▸ **GIVEN DATA**:

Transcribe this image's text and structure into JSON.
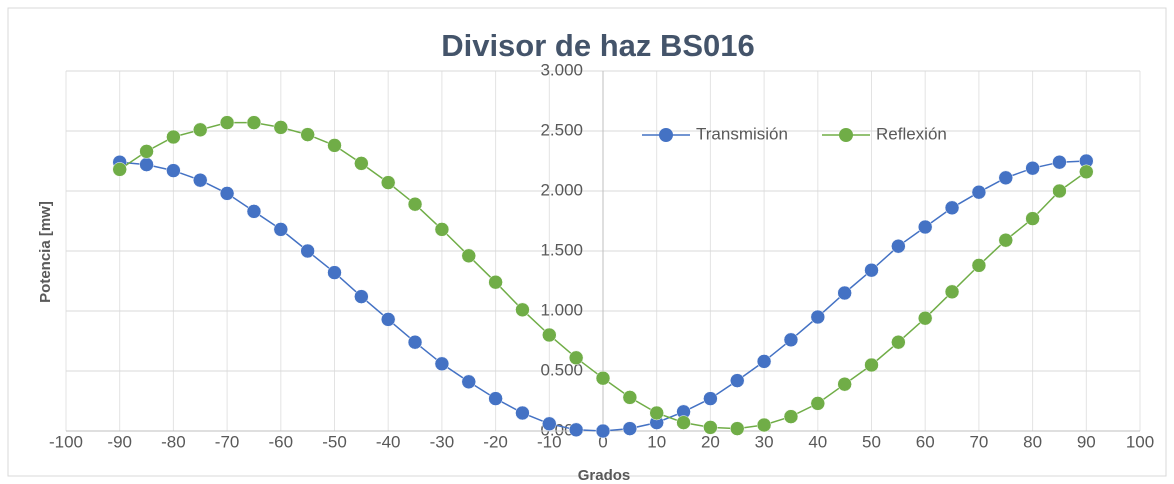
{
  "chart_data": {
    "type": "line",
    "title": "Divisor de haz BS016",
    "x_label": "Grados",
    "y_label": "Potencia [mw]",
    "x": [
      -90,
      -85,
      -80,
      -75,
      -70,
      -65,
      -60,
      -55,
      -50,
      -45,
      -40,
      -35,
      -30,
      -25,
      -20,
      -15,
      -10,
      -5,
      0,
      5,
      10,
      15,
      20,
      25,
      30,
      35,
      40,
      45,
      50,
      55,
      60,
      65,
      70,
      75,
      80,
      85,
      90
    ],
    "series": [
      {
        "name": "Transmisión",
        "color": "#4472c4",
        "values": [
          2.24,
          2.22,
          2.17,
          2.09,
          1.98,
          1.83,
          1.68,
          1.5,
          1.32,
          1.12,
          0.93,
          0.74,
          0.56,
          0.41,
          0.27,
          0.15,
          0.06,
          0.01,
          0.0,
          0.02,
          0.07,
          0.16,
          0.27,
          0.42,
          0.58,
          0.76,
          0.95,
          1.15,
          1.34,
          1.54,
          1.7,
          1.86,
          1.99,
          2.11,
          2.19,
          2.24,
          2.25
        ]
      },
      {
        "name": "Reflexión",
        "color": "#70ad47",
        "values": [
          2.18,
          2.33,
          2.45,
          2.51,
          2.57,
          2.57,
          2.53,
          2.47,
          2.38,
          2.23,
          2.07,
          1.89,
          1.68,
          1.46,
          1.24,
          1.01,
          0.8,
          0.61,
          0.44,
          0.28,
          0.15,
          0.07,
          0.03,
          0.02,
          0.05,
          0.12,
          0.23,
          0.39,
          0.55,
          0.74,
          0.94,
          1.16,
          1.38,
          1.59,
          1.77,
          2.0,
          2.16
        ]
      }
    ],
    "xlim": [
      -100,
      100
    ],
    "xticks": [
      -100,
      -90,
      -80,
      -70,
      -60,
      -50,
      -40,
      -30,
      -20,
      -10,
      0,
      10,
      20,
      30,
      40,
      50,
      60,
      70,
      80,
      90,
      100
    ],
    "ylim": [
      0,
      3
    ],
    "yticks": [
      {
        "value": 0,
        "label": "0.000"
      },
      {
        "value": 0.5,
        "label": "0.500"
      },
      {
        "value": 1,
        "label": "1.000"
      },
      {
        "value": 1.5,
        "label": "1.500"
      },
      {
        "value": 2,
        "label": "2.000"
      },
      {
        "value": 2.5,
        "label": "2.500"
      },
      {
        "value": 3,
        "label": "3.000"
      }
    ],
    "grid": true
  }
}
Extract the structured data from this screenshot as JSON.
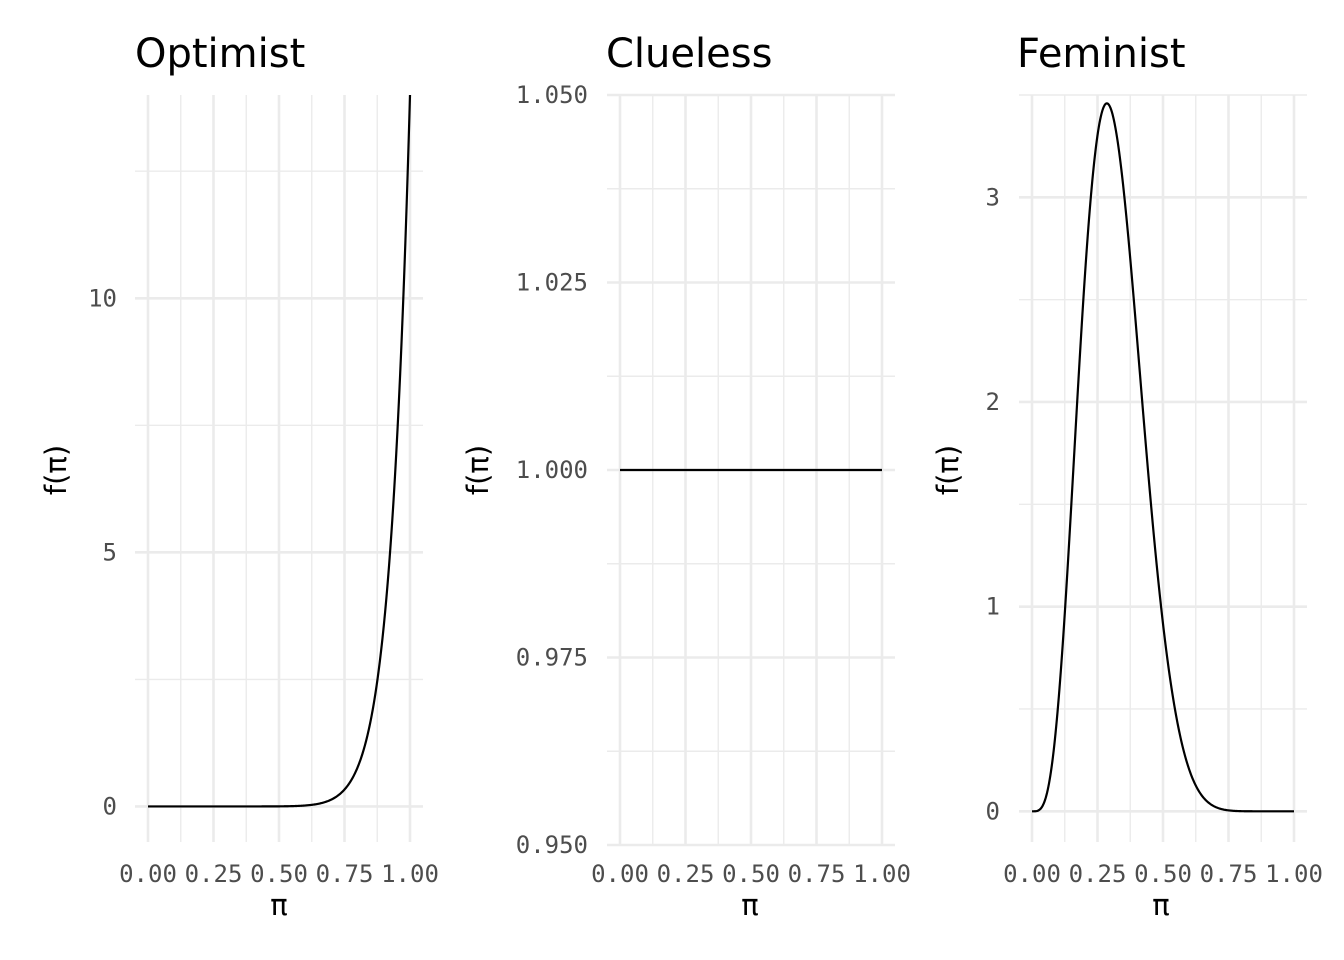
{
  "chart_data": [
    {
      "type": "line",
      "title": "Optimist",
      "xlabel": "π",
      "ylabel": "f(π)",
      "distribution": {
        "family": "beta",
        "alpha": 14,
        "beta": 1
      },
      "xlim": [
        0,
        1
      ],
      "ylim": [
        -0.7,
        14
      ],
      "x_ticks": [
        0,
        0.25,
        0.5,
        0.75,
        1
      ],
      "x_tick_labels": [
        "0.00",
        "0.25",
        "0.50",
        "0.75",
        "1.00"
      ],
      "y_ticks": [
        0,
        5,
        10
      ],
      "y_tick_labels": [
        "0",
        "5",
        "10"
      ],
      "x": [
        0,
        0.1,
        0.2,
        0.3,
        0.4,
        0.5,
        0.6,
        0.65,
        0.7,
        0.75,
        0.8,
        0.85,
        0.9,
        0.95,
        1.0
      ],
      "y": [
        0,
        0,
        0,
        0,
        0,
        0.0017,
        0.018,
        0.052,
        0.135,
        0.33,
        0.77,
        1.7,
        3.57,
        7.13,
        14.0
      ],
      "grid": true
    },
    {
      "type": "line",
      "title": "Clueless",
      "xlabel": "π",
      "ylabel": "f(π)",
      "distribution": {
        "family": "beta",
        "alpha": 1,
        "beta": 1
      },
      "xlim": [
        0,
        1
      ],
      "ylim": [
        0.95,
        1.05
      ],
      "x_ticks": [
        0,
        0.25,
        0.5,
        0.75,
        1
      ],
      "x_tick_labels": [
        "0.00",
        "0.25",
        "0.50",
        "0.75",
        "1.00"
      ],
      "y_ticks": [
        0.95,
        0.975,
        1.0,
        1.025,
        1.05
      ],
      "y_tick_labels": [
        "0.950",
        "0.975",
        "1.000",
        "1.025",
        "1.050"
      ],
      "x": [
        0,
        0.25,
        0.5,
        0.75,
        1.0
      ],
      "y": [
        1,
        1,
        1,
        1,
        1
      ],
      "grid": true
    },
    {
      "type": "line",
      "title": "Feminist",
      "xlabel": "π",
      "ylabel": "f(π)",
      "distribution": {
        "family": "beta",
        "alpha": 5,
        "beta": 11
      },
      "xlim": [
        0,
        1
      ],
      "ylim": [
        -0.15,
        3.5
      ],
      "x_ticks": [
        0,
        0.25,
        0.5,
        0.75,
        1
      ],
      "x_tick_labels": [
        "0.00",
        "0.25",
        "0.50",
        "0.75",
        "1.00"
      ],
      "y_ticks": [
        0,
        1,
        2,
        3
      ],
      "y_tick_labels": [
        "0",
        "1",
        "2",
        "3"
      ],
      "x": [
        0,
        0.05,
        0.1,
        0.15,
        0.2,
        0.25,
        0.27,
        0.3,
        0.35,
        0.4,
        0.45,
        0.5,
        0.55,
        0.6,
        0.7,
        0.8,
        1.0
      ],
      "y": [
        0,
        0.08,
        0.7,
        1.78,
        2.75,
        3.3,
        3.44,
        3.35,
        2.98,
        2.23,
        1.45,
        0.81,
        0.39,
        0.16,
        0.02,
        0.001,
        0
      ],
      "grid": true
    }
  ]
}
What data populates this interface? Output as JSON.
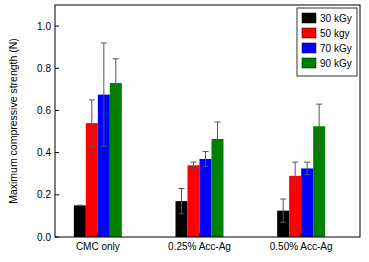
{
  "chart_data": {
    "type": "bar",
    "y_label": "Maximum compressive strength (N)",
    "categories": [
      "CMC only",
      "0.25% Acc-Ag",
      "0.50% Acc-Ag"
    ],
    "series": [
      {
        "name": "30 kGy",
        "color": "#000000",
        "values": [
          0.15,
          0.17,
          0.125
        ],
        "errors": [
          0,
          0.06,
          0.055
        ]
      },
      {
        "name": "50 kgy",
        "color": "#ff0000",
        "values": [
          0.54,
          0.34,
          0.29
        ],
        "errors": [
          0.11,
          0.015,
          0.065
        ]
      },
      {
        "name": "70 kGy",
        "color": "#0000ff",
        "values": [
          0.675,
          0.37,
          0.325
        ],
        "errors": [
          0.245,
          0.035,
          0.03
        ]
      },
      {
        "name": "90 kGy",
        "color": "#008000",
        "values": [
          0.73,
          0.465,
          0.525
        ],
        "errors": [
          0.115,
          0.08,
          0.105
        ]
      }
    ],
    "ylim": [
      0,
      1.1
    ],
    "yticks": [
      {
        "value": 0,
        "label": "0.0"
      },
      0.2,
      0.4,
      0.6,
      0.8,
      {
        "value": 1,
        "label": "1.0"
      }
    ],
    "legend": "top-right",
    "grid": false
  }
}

▸ **GIVEN PROBLEM**:
Transcribe the full listing character for character. Pictures are excluded.

▸ **RESULT OF THE TASK**:
Transcribe this image's text and structure into JSON.
{
  "chart_data": {
    "type": "line",
    "title": "Divisor de haz BS016",
    "x_label": "Grados",
    "y_label": "Potencia [mw]",
    "x": [
      -90,
      -85,
      -80,
      -75,
      -70,
      -65,
      -60,
      -55,
      -50,
      -45,
      -40,
      -35,
      -30,
      -25,
      -20,
      -15,
      -10,
      -5,
      0,
      5,
      10,
      15,
      20,
      25,
      30,
      35,
      40,
      45,
      50,
      55,
      60,
      65,
      70,
      75,
      80,
      85,
      90
    ],
    "series": [
      {
        "name": "Transmisión",
        "color": "#4472c4",
        "values": [
          2.24,
          2.22,
          2.17,
          2.09,
          1.98,
          1.83,
          1.68,
          1.5,
          1.32,
          1.12,
          0.93,
          0.74,
          0.56,
          0.41,
          0.27,
          0.15,
          0.06,
          0.01,
          0.0,
          0.02,
          0.07,
          0.16,
          0.27,
          0.42,
          0.58,
          0.76,
          0.95,
          1.15,
          1.34,
          1.54,
          1.7,
          1.86,
          1.99,
          2.11,
          2.19,
          2.24,
          2.25
        ]
      },
      {
        "name": "Reflexión",
        "color": "#70ad47",
        "values": [
          2.18,
          2.33,
          2.45,
          2.51,
          2.57,
          2.57,
          2.53,
          2.47,
          2.38,
          2.23,
          2.07,
          1.89,
          1.68,
          1.46,
          1.24,
          1.01,
          0.8,
          0.61,
          0.44,
          0.28,
          0.15,
          0.07,
          0.03,
          0.02,
          0.05,
          0.12,
          0.23,
          0.39,
          0.55,
          0.74,
          0.94,
          1.16,
          1.38,
          1.59,
          1.77,
          2.0,
          2.16
        ]
      }
    ],
    "xlim": [
      -100,
      100
    ],
    "xticks": [
      -100,
      -90,
      -80,
      -70,
      -60,
      -50,
      -40,
      -30,
      -20,
      -10,
      0,
      10,
      20,
      30,
      40,
      50,
      60,
      70,
      80,
      90,
      100
    ],
    "ylim": [
      0,
      3
    ],
    "yticks": [
      {
        "value": 0,
        "label": "0.000"
      },
      {
        "value": 0.5,
        "label": "0.500"
      },
      {
        "value": 1,
        "label": "1.000"
      },
      {
        "value": 1.5,
        "label": "1.500"
      },
      {
        "value": 2,
        "label": "2.000"
      },
      {
        "value": 2.5,
        "label": "2.500"
      },
      {
        "value": 3,
        "label": "3.000"
      }
    ],
    "grid": true
  }
}
Extract the structured data from this screenshot as JSON.
{
  "chart_data": [
    {
      "type": "line",
      "title": "Optimist",
      "xlabel": "π",
      "ylabel": "f(π)",
      "distribution": {
        "family": "beta",
        "alpha": 14,
        "beta": 1
      },
      "xlim": [
        0,
        1
      ],
      "ylim": [
        -0.7,
        14
      ],
      "x_ticks": [
        0,
        0.25,
        0.5,
        0.75,
        1
      ],
      "x_tick_labels": [
        "0.00",
        "0.25",
        "0.50",
        "0.75",
        "1.00"
      ],
      "y_ticks": [
        0,
        5,
        10
      ],
      "y_tick_labels": [
        "0",
        "5",
        "10"
      ],
      "x": [
        0,
        0.1,
        0.2,
        0.3,
        0.4,
        0.5,
        0.6,
        0.65,
        0.7,
        0.75,
        0.8,
        0.85,
        0.9,
        0.95,
        1.0
      ],
      "y": [
        0,
        0,
        0,
        0,
        0,
        0.0017,
        0.018,
        0.052,
        0.135,
        0.33,
        0.77,
        1.7,
        3.57,
        7.13,
        14.0
      ],
      "grid": true
    },
    {
      "type": "line",
      "title": "Clueless",
      "xlabel": "π",
      "ylabel": "f(π)",
      "distribution": {
        "family": "beta",
        "alpha": 1,
        "beta": 1
      },
      "xlim": [
        0,
        1
      ],
      "ylim": [
        0.95,
        1.05
      ],
      "x_ticks": [
        0,
        0.25,
        0.5,
        0.75,
        1
      ],
      "x_tick_labels": [
        "0.00",
        "0.25",
        "0.50",
        "0.75",
        "1.00"
      ],
      "y_ticks": [
        0.95,
        0.975,
        1.0,
        1.025,
        1.05
      ],
      "y_tick_labels": [
        "0.950",
        "0.975",
        "1.000",
        "1.025",
        "1.050"
      ],
      "x": [
        0,
        0.25,
        0.5,
        0.75,
        1.0
      ],
      "y": [
        1,
        1,
        1,
        1,
        1
      ],
      "grid": true
    },
    {
      "type": "line",
      "title": "Feminist",
      "xlabel": "π",
      "ylabel": "f(π)",
      "distribution": {
        "family": "beta",
        "alpha": 5,
        "beta": 11
      },
      "xlim": [
        0,
        1
      ],
      "ylim": [
        -0.15,
        3.5
      ],
      "x_ticks": [
        0,
        0.25,
        0.5,
        0.75,
        1
      ],
      "x_tick_labels": [
        "0.00",
        "0.25",
        "0.50",
        "0.75",
        "1.00"
      ],
      "y_ticks": [
        0,
        1,
        2,
        3
      ],
      "y_tick_labels": [
        "0",
        "1",
        "2",
        "3"
      ],
      "x": [
        0,
        0.05,
        0.1,
        0.15,
        0.2,
        0.25,
        0.27,
        0.3,
        0.35,
        0.4,
        0.45,
        0.5,
        0.55,
        0.6,
        0.7,
        0.8,
        1.0
      ],
      "y": [
        0,
        0.08,
        0.7,
        1.78,
        2.75,
        3.3,
        3.44,
        3.35,
        2.98,
        2.23,
        1.45,
        0.81,
        0.39,
        0.16,
        0.02,
        0.001,
        0
      ],
      "grid": true
    }
  ]
}
What data populates this interface? Output as JSON.
{
  "chart_data": {
    "type": "bar",
    "y_label": "Maximum compressive strength (N)",
    "categories": [
      "CMC only",
      "0.25% Acc-Ag",
      "0.50% Acc-Ag"
    ],
    "series": [
      {
        "name": "30 kGy",
        "color": "#000000",
        "values": [
          0.15,
          0.17,
          0.125
        ],
        "errors": [
          0,
          0.06,
          0.055
        ]
      },
      {
        "name": "50 kgy",
        "color": "#ff0000",
        "values": [
          0.54,
          0.34,
          0.29
        ],
        "errors": [
          0.11,
          0.015,
          0.065
        ]
      },
      {
        "name": "70 kGy",
        "color": "#0000ff",
        "values": [
          0.675,
          0.37,
          0.325
        ],
        "errors": [
          0.245,
          0.035,
          0.03
        ]
      },
      {
        "name": "90 kGy",
        "color": "#008000",
        "values": [
          0.73,
          0.465,
          0.525
        ],
        "errors": [
          0.115,
          0.08,
          0.105
        ]
      }
    ],
    "ylim": [
      0,
      1.1
    ],
    "yticks": [
      {
        "value": 0,
        "label": "0.0"
      },
      0.2,
      0.4,
      0.6,
      0.8,
      {
        "value": 1,
        "label": "1.0"
      }
    ],
    "legend": "top-right",
    "grid": false
  }
}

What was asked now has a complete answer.